▸ **What you have to do**
The entries below should be given again exactly, minus their pictures.

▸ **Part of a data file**
## Begin

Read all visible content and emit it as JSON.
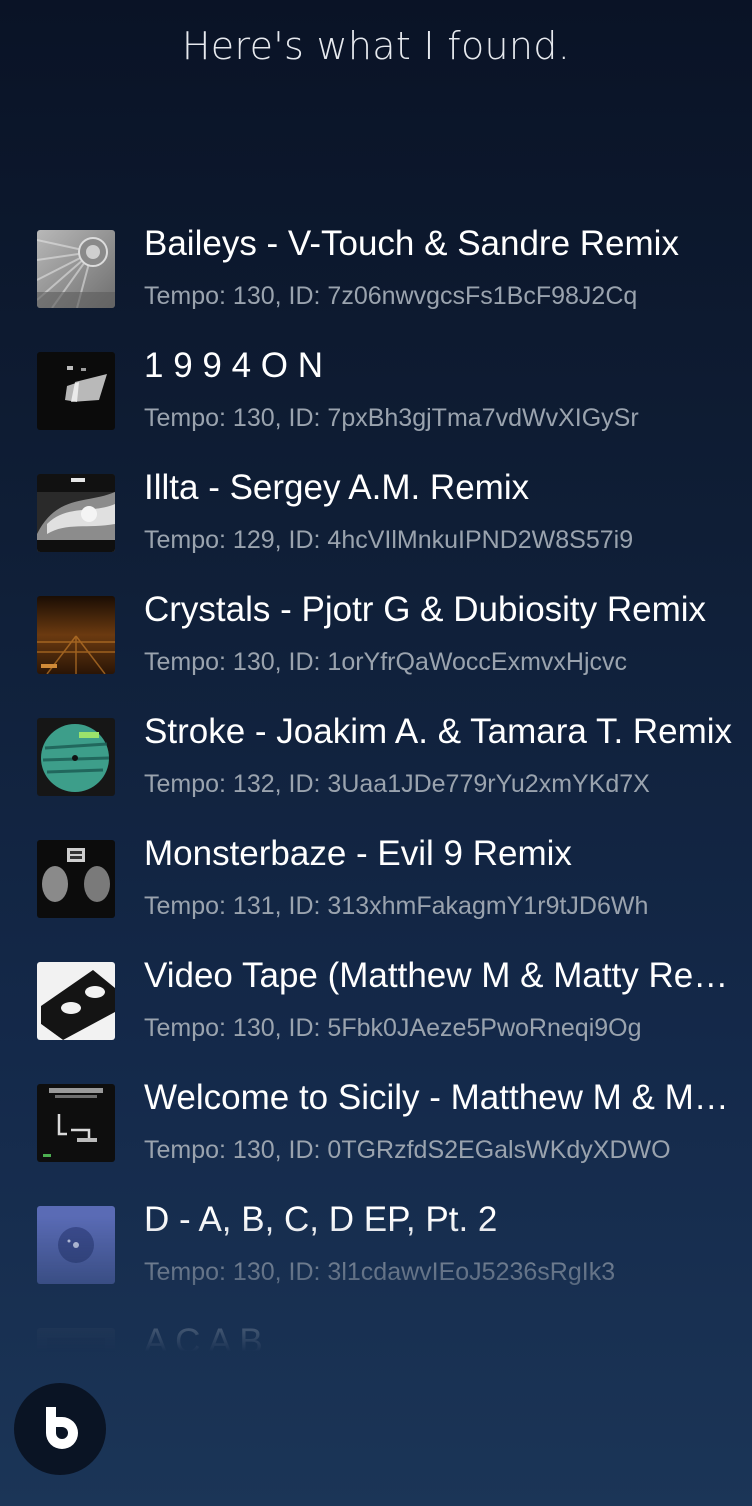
{
  "header": {
    "title": "Here's what I found."
  },
  "results": [
    {
      "title": "Baileys - V-Touch & Sandre Remix",
      "subtitle": "Tempo: 130, ID: 7z06nwvgcsFs1BcF98J2Cq",
      "art": "album-art-baileys"
    },
    {
      "title": "1 9 9 4 O N",
      "subtitle": "Tempo: 130, ID: 7pxBh3gjTma7vdWvXIGySr",
      "art": "album-art-1994on"
    },
    {
      "title": "Illta - Sergey A.M. Remix",
      "subtitle": "Tempo: 129, ID: 4hcVIlMnkuIPND2W8S57i9",
      "art": "album-art-illta"
    },
    {
      "title": "Crystals - Pjotr G & Dubiosity Remix",
      "subtitle": "Tempo: 130, ID: 1orYfrQaWoccExmvxHjcvc",
      "art": "album-art-crystals"
    },
    {
      "title": "Stroke - Joakim A. & Tamara T. Remix",
      "subtitle": "Tempo: 132, ID: 3Uaa1JDe779rYu2xmYKd7X",
      "art": "album-art-stroke"
    },
    {
      "title": "Monsterbaze - Evil 9 Remix",
      "subtitle": "Tempo: 131, ID: 313xhmFakagmY1r9tJD6Wh",
      "art": "album-art-monsterbaze"
    },
    {
      "title": "Video Tape (Matthew M & Matty Remix)",
      "subtitle": "Tempo: 130, ID: 5Fbk0JAeze5PwoRneqi9Og",
      "art": "album-art-video-tape"
    },
    {
      "title": "Welcome to Sicily - Matthew M & Matty",
      "subtitle": "Tempo: 130, ID: 0TGRzfdS2EGalsWKdyXDWO",
      "art": "album-art-sicily"
    },
    {
      "title": "D - A, B, C, D EP, Pt. 2",
      "subtitle": "Tempo: 130, ID: 3l1cdawvIEoJ5236sRgIk3",
      "art": "album-art-d"
    },
    {
      "title": "A C A B",
      "subtitle": "",
      "art": "album-art-acab"
    }
  ],
  "assistant": {
    "icon": "bixby-icon"
  }
}
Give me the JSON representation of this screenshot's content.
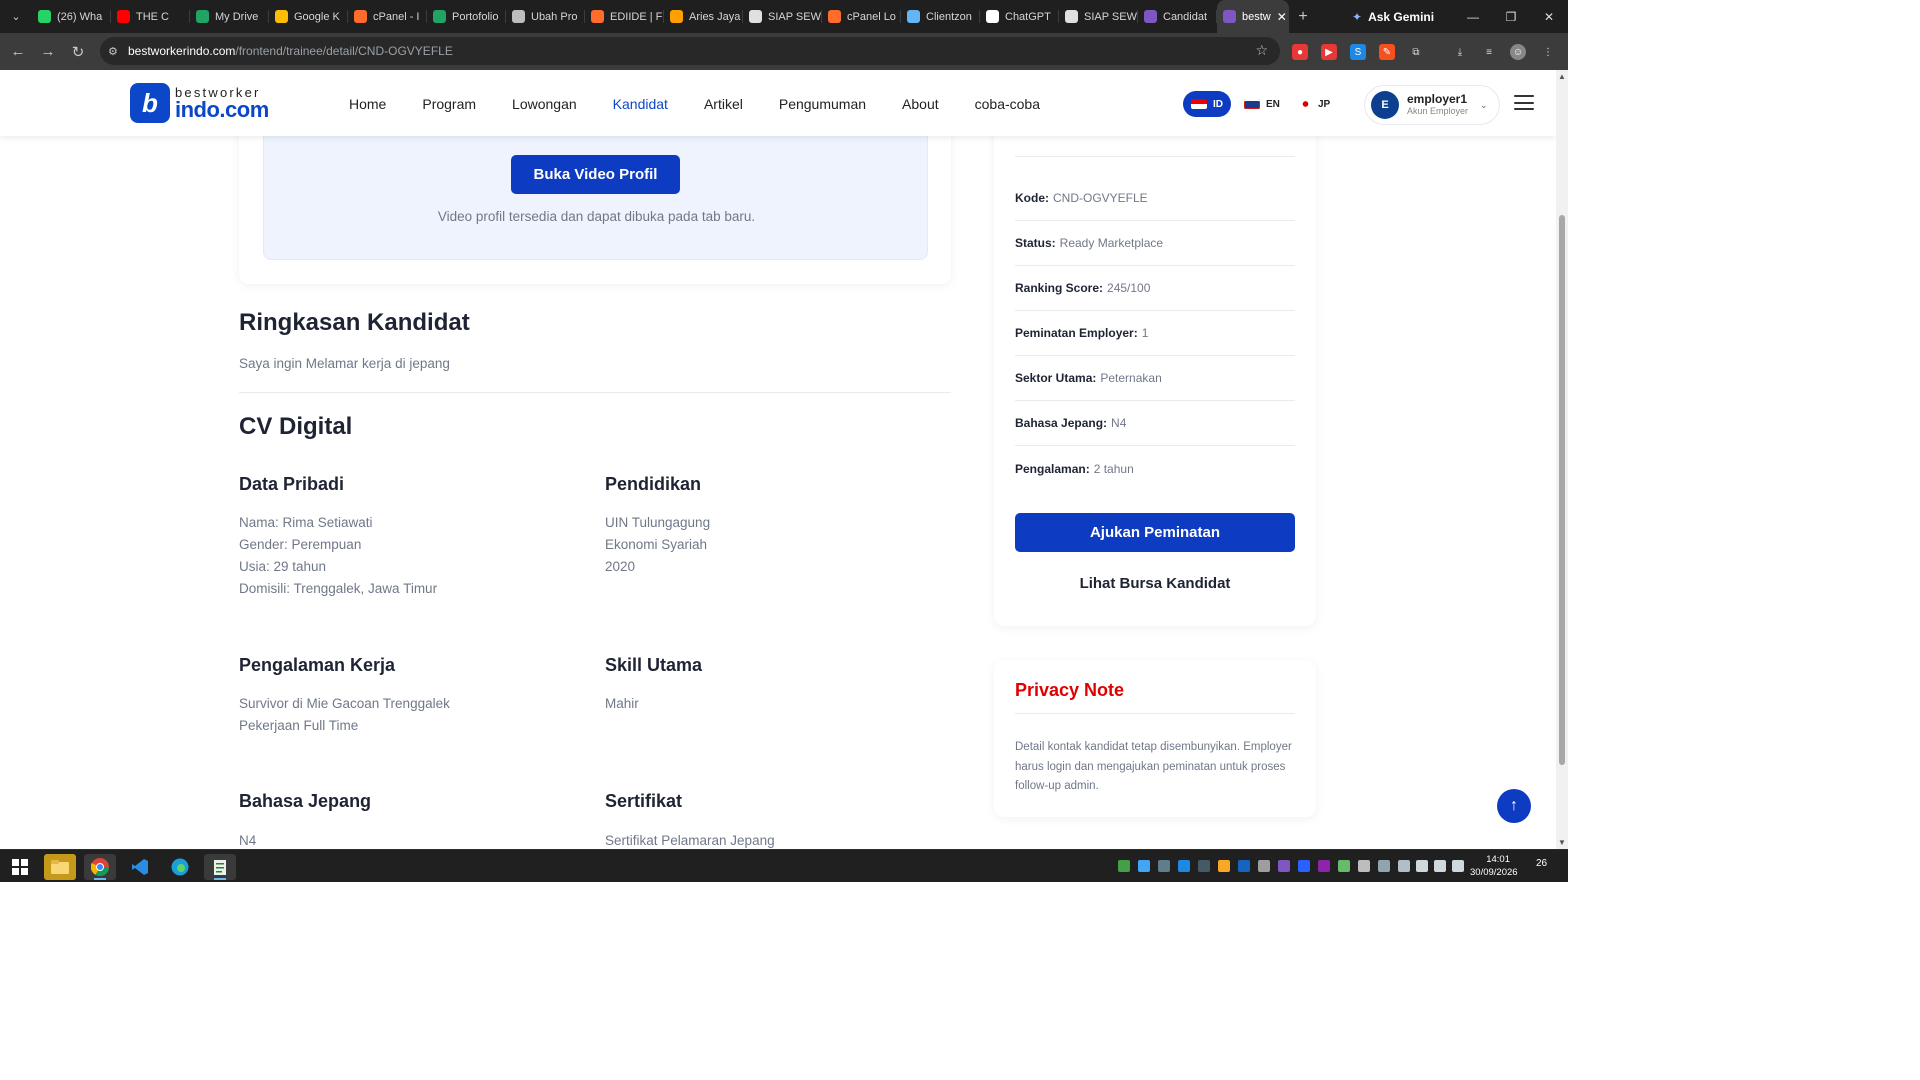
{
  "browser": {
    "tabs": [
      {
        "label": "(26) Wha",
        "color": "#25d366",
        "badge": "26"
      },
      {
        "label": "THE C",
        "color": "#ff0000"
      },
      {
        "label": "My Drive",
        "color": "#1fa463"
      },
      {
        "label": "Google K",
        "color": "#fbbc04"
      },
      {
        "label": "cPanel - I",
        "color": "#ff6c2c"
      },
      {
        "label": "Portofolio",
        "color": "#1fa463"
      },
      {
        "label": "Ubah Pro",
        "color": "#bdbdbd"
      },
      {
        "label": "EDIIDE | F",
        "color": "#ff6c2c"
      },
      {
        "label": "Aries Jaya",
        "color": "#ffa000"
      },
      {
        "label": "SIAP SEW",
        "color": "#e0e0e0"
      },
      {
        "label": "cPanel Lo",
        "color": "#ff6c2c"
      },
      {
        "label": "Clientzon",
        "color": "#64b5f6"
      },
      {
        "label": "ChatGPT",
        "color": "#ffffff"
      },
      {
        "label": "SIAP SEW",
        "color": "#e0e0e0"
      },
      {
        "label": "Candidat",
        "color": "#7e57c2"
      }
    ],
    "active_tab": {
      "label": "bestw",
      "color": "#7e57c2"
    },
    "gemini_label": "Ask Gemini",
    "url_host": "bestworkerindo.com",
    "url_path": "/frontend/trainee/detail/CND-OGVYEFLE"
  },
  "site": {
    "logo_line1": "bestworker",
    "logo_line2": "indo.com",
    "logo_mark": "b",
    "menu": [
      "Home",
      "Program",
      "Lowongan",
      "Kandidat",
      "Artikel",
      "Pengumuman",
      "About",
      "coba-coba"
    ],
    "active_menu": "Kandidat",
    "languages": [
      {
        "code": "ID",
        "active": true
      },
      {
        "code": "EN",
        "active": false
      },
      {
        "code": "JP",
        "active": false
      }
    ],
    "account": {
      "initial": "E",
      "name": "employer1",
      "role": "Akun Employer"
    }
  },
  "video": {
    "button": "Buka Video Profil",
    "hint": "Video profil tersedia dan dapat dibuka pada tab baru."
  },
  "summary": {
    "title": "Ringkasan Kandidat",
    "text": "Saya ingin Melamar kerja di jepang"
  },
  "cv": {
    "title": "CV Digital",
    "personal": {
      "title": "Data Pribadi",
      "lines": [
        "Nama: Rima Setiawati",
        "Gender: Perempuan",
        "Usia: 29 tahun",
        "Domisili: Trenggalek, Jawa Timur"
      ]
    },
    "education": {
      "title": "Pendidikan",
      "lines": [
        "UIN Tulungagung",
        "Ekonomi Syariah",
        "2020"
      ]
    },
    "experience": {
      "title": "Pengalaman Kerja",
      "lines": [
        "Survivor di Mie Gacoan Trenggalek",
        "Pekerjaan Full Time"
      ]
    },
    "skill": {
      "title": "Skill Utama",
      "lines": [
        "Mahir"
      ]
    },
    "japanese": {
      "title": "Bahasa Jepang",
      "lines": [
        "N4"
      ]
    },
    "certificate": {
      "title": "Sertifikat",
      "lines": [
        "Sertifikat Pelamaran Jepang"
      ]
    }
  },
  "sidebar": {
    "details": [
      {
        "label": "Kode:",
        "value": "CND-OGVYEFLE"
      },
      {
        "label": "Status:",
        "value": "Ready Marketplace"
      },
      {
        "label": "Ranking Score:",
        "value": "245/100"
      },
      {
        "label": "Peminatan Employer:",
        "value": "1"
      },
      {
        "label": "Sektor Utama:",
        "value": "Peternakan"
      },
      {
        "label": "Bahasa Jepang:",
        "value": "N4"
      },
      {
        "label": "Pengalaman:",
        "value": "2 tahun"
      }
    ],
    "apply_button": "Ajukan Peminatan",
    "browse_link": "Lihat Bursa Kandidat"
  },
  "privacy": {
    "title": "Privacy Note",
    "text": "Detail kontak kandidat tetap disembunyikan. Employer harus login dan mengajukan peminatan untuk proses follow-up admin."
  },
  "taskbar": {
    "time": "14:01",
    "date": "30/09/2026",
    "notification_count": "26"
  },
  "colors": {
    "brand_blue": "#0d3bc1",
    "privacy_red": "#e00000"
  }
}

## End

▸ **Solution**
Read all visible content and emit it as JSON.
{
  "header": {
    "title": "Here's what I found."
  },
  "results": [
    {
      "title": "Baileys - V-Touch & Sandre Remix",
      "subtitle": "Tempo: 130, ID: 7z06nwvgcsFs1BcF98J2Cq",
      "art": "album-art-baileys"
    },
    {
      "title": "1 9 9 4 O N",
      "subtitle": "Tempo: 130, ID: 7pxBh3gjTma7vdWvXIGySr",
      "art": "album-art-1994on"
    },
    {
      "title": "Illta - Sergey A.M. Remix",
      "subtitle": "Tempo: 129, ID: 4hcVIlMnkuIPND2W8S57i9",
      "art": "album-art-illta"
    },
    {
      "title": "Crystals - Pjotr G & Dubiosity Remix",
      "subtitle": "Tempo: 130, ID: 1orYfrQaWoccExmvxHjcvc",
      "art": "album-art-crystals"
    },
    {
      "title": "Stroke - Joakim A. & Tamara T. Remix",
      "subtitle": "Tempo: 132, ID: 3Uaa1JDe779rYu2xmYKd7X",
      "art": "album-art-stroke"
    },
    {
      "title": "Monsterbaze - Evil 9 Remix",
      "subtitle": "Tempo: 131, ID: 313xhmFakagmY1r9tJD6Wh",
      "art": "album-art-monsterbaze"
    },
    {
      "title": "Video Tape (Matthew M & Matty Remix)",
      "subtitle": "Tempo: 130, ID: 5Fbk0JAeze5PwoRneqi9Og",
      "art": "album-art-video-tape"
    },
    {
      "title": "Welcome to Sicily - Matthew M & Matty",
      "subtitle": "Tempo: 130, ID: 0TGRzfdS2EGalsWKdyXDWO",
      "art": "album-art-sicily"
    },
    {
      "title": "D - A, B, C, D EP, Pt. 2",
      "subtitle": "Tempo: 130, ID: 3l1cdawvIEoJ5236sRgIk3",
      "art": "album-art-d"
    },
    {
      "title": "A C A B",
      "subtitle": "",
      "art": "album-art-acab"
    }
  ],
  "assistant": {
    "icon": "bixby-icon"
  }
}
Give me the JSON representation of this screenshot's content.
{
  "browser": {
    "tabs": [
      {
        "label": "(26) Wha",
        "color": "#25d366",
        "badge": "26"
      },
      {
        "label": "THE C",
        "color": "#ff0000"
      },
      {
        "label": "My Drive",
        "color": "#1fa463"
      },
      {
        "label": "Google K",
        "color": "#fbbc04"
      },
      {
        "label": "cPanel - I",
        "color": "#ff6c2c"
      },
      {
        "label": "Portofolio",
        "color": "#1fa463"
      },
      {
        "label": "Ubah Pro",
        "color": "#bdbdbd"
      },
      {
        "label": "EDIIDE | F",
        "color": "#ff6c2c"
      },
      {
        "label": "Aries Jaya",
        "color": "#ffa000"
      },
      {
        "label": "SIAP SEW",
        "color": "#e0e0e0"
      },
      {
        "label": "cPanel Lo",
        "color": "#ff6c2c"
      },
      {
        "label": "Clientzon",
        "color": "#64b5f6"
      },
      {
        "label": "ChatGPT",
        "color": "#ffffff"
      },
      {
        "label": "SIAP SEW",
        "color": "#e0e0e0"
      },
      {
        "label": "Candidat",
        "color": "#7e57c2"
      }
    ],
    "active_tab": {
      "label": "bestw",
      "color": "#7e57c2"
    },
    "gemini_label": "Ask Gemini",
    "url_host": "bestworkerindo.com",
    "url_path": "/frontend/trainee/detail/CND-OGVYEFLE"
  },
  "site": {
    "logo_line1": "bestworker",
    "logo_line2": "indo.com",
    "logo_mark": "b",
    "menu": [
      "Home",
      "Program",
      "Lowongan",
      "Kandidat",
      "Artikel",
      "Pengumuman",
      "About",
      "coba-coba"
    ],
    "active_menu": "Kandidat",
    "languages": [
      {
        "code": "ID",
        "active": true
      },
      {
        "code": "EN",
        "active": false
      },
      {
        "code": "JP",
        "active": false
      }
    ],
    "account": {
      "initial": "E",
      "name": "employer1",
      "role": "Akun Employer"
    }
  },
  "video": {
    "button": "Buka Video Profil",
    "hint": "Video profil tersedia dan dapat dibuka pada tab baru."
  },
  "summary": {
    "title": "Ringkasan Kandidat",
    "text": "Saya ingin Melamar kerja di jepang"
  },
  "cv": {
    "title": "CV Digital",
    "personal": {
      "title": "Data Pribadi",
      "lines": [
        "Nama: Rima Setiawati",
        "Gender: Perempuan",
        "Usia: 29 tahun",
        "Domisili: Trenggalek, Jawa Timur"
      ]
    },
    "education": {
      "title": "Pendidikan",
      "lines": [
        "UIN Tulungagung",
        "Ekonomi Syariah",
        "2020"
      ]
    },
    "experience": {
      "title": "Pengalaman Kerja",
      "lines": [
        "Survivor di Mie Gacoan Trenggalek",
        "Pekerjaan Full Time"
      ]
    },
    "skill": {
      "title": "Skill Utama",
      "lines": [
        "Mahir"
      ]
    },
    "japanese": {
      "title": "Bahasa Jepang",
      "lines": [
        "N4"
      ]
    },
    "certificate": {
      "title": "Sertifikat",
      "lines": [
        "Sertifikat Pelamaran Jepang"
      ]
    }
  },
  "sidebar": {
    "details": [
      {
        "label": "Kode:",
        "value": "CND-OGVYEFLE"
      },
      {
        "label": "Status:",
        "value": "Ready Marketplace"
      },
      {
        "label": "Ranking Score:",
        "value": "245/100"
      },
      {
        "label": "Peminatan Employer:",
        "value": "1"
      },
      {
        "label": "Sektor Utama:",
        "value": "Peternakan"
      },
      {
        "label": "Bahasa Jepang:",
        "value": "N4"
      },
      {
        "label": "Pengalaman:",
        "value": "2 tahun"
      }
    ],
    "apply_button": "Ajukan Peminatan",
    "browse_link": "Lihat Bursa Kandidat"
  },
  "privacy": {
    "title": "Privacy Note",
    "text": "Detail kontak kandidat tetap disembunyikan. Employer harus login dan mengajukan peminatan untuk proses follow-up admin."
  },
  "taskbar": {
    "time": "14:01",
    "date": "30/09/2026",
    "notification_count": "26"
  },
  "colors": {
    "brand_blue": "#0d3bc1",
    "privacy_red": "#e00000"
  }
}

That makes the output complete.